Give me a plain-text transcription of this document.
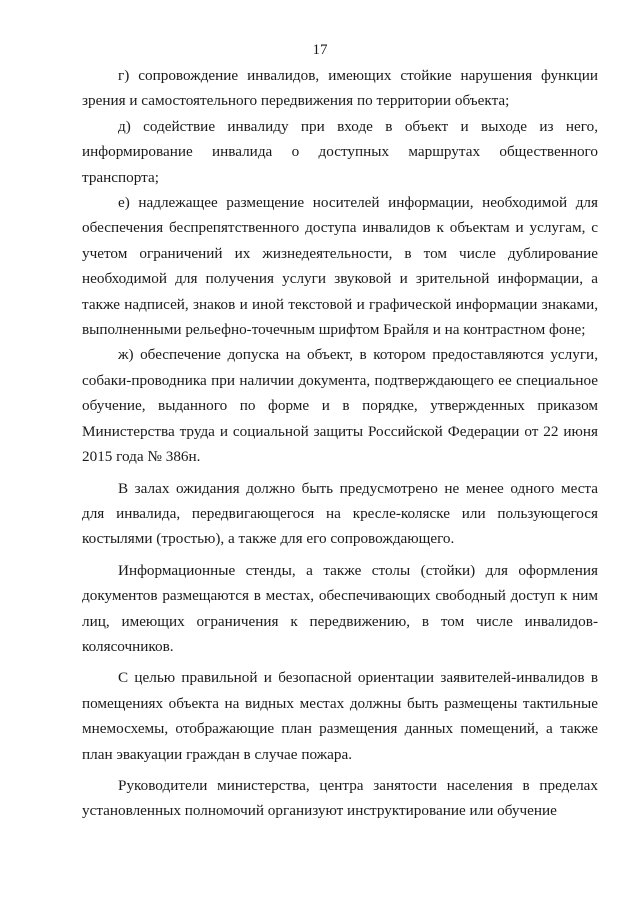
17

г) сопровождение инвалидов, имеющих стойкие нарушения функции зрения и самостоятельного передвижения по территории объекта;

д) содействие инвалиду при входе в объект и выходе из него, информирование инвалида о доступных маршрутах общественного транспорта;

е) надлежащее размещение носителей информации, необходимой для обеспечения беспрепятственного доступа инвалидов к объектам и услугам, с учетом ограничений их жизнедеятельности, в том числе дублирование необходимой для получения услуги звуковой и зрительной информации, а также надписей, знаков и иной текстовой и графической информации знаками, выполненными рельефно-точечным шрифтом Брайля и на контрастном фоне;

ж) обеспечение допуска на объект, в котором предоставляются услуги, собаки-проводника при наличии документа, подтверждающего ее специальное обучение, выданного по форме и в порядке, утвержденных приказом Министерства труда и социальной защиты Российской Федерации от 22 июня 2015 года № 386н.

В залах ожидания должно быть предусмотрено не менее одного места для инвалида, передвигающегося на кресле-коляске или пользующегося костылями (тростью), а также для его сопровождающего.

Информационные стенды, а также столы (стойки) для оформления документов размещаются в местах, обеспечивающих свободный доступ к ним лиц, имеющих ограничения к передвижению, в том числе инвалидов-колясочников.

С целью правильной и безопасной ориентации заявителей-инвалидов в помещениях объекта на видных местах должны быть размещены тактильные мнемосхемы, отображающие план размещения данных помещений, а также план эвакуации граждан в случае пожара.

Руководители министерства, центра занятости населения в пределах установленных полномочий организуют инструктирование или обучение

AIM: Retype all of the entries exactly as written, leaving out any images.

EXERCISE RESPONSE:
Give me a plain-text transcription of this document.
17

г) сопровождение инвалидов, имеющих стойкие нарушения функции зрения и самостоятельного передвижения по территории объекта;

д) содействие инвалиду при входе в объект и выходе из него, информирование инвалида о доступных маршрутах общественного транспорта;

е) надлежащее размещение носителей информации, необходимой для обеспечения беспрепятственного доступа инвалидов к объектам и услугам, с учетом ограничений их жизнедеятельности, в том числе дублирование необходимой для получения услуги звуковой и зрительной информации, а также надписей, знаков и иной текстовой и графической информации знаками, выполненными рельефно-точечным шрифтом Брайля и на контрастном фоне;

ж) обеспечение допуска на объект, в котором предоставляются услуги, собаки-проводника при наличии документа, подтверждающего ее специальное обучение, выданного по форме и в порядке, утвержденных приказом Министерства труда и социальной защиты Российской Федерации от 22 июня 2015 года № 386н.

В залах ожидания должно быть предусмотрено не менее одного места для инвалида, передвигающегося на кресле-коляске или пользующегося костылями (тростью), а также для его сопровождающего.

Информационные стенды, а также столы (стойки) для оформления документов размещаются в местах, обеспечивающих свободный доступ к ним лиц, имеющих ограничения к передвижению, в том числе инвалидов-колясочников.

С целью правильной и безопасной ориентации заявителей-инвалидов в помещениях объекта на видных местах должны быть размещены тактильные мнемосхемы, отображающие план размещения данных помещений, а также план эвакуации граждан в случае пожара.

Руководители министерства, центра занятости населения в пределах установленных полномочий организуют инструктирование или обучение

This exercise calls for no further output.